# Goal:
Determine how many lines of the entries contain "Trends". Reply with that number alone.

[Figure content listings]
========================

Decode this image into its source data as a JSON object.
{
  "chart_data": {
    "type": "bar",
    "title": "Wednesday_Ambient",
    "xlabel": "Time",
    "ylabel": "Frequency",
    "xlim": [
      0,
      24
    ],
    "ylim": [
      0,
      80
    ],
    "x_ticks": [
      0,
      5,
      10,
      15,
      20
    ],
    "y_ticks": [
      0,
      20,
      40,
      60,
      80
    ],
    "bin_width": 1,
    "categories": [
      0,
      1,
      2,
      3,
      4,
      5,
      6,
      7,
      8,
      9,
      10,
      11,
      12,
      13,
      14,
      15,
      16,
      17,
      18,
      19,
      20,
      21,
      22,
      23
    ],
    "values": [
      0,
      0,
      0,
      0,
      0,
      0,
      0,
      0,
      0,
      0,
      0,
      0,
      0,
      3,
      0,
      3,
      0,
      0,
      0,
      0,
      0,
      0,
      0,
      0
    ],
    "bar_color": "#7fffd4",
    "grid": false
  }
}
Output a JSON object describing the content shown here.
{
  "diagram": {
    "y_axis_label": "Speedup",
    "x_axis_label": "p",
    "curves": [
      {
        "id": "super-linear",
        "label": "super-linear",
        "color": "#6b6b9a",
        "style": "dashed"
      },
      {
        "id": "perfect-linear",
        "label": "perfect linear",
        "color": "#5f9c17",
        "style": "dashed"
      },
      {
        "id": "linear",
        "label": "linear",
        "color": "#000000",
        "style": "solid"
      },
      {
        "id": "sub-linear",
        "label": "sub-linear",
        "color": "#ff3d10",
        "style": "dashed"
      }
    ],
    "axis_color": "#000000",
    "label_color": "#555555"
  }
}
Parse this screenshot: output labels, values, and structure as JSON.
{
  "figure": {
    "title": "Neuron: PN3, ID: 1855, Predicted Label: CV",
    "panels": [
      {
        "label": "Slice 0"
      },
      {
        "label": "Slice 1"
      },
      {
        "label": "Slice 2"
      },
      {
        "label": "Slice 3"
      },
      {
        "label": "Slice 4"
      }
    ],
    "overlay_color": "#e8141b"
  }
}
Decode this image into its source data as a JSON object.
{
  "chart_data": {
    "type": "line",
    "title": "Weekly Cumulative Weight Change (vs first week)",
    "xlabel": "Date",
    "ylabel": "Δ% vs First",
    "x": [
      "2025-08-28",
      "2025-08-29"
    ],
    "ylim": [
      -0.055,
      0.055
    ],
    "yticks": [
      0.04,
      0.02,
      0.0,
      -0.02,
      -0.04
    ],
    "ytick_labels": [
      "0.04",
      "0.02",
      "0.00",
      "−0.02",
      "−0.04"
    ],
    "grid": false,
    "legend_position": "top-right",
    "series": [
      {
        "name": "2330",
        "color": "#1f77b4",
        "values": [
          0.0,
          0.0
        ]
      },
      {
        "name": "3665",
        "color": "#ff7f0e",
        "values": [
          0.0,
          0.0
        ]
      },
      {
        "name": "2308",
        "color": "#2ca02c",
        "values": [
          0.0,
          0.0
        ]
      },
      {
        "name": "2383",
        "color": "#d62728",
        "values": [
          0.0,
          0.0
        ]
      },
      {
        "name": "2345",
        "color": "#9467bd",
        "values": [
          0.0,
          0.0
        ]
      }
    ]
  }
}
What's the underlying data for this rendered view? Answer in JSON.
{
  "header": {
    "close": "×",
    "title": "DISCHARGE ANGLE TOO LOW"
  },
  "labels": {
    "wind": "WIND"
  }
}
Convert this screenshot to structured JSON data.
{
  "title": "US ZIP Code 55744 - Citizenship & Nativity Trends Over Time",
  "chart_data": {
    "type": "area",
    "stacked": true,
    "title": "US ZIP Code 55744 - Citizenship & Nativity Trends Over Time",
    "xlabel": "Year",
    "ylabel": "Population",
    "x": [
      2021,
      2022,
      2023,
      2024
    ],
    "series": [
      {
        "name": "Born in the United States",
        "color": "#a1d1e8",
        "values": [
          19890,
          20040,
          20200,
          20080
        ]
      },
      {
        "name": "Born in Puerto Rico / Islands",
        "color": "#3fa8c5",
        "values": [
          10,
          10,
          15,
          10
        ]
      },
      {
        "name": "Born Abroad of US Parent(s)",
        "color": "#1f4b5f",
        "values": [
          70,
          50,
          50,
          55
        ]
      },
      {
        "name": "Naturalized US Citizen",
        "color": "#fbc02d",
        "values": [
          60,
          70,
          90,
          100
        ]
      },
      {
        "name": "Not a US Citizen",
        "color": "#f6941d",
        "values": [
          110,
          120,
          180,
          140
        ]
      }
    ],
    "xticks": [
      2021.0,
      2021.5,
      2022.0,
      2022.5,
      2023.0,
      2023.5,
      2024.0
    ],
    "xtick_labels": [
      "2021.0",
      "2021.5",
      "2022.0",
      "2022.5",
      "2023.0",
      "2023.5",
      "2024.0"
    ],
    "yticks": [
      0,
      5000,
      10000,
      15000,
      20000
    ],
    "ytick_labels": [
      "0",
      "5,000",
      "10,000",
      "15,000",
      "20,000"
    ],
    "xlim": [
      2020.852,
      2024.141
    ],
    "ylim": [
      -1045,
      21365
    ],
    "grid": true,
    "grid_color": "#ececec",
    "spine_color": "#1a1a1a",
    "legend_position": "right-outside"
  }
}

========================

# Solution:
2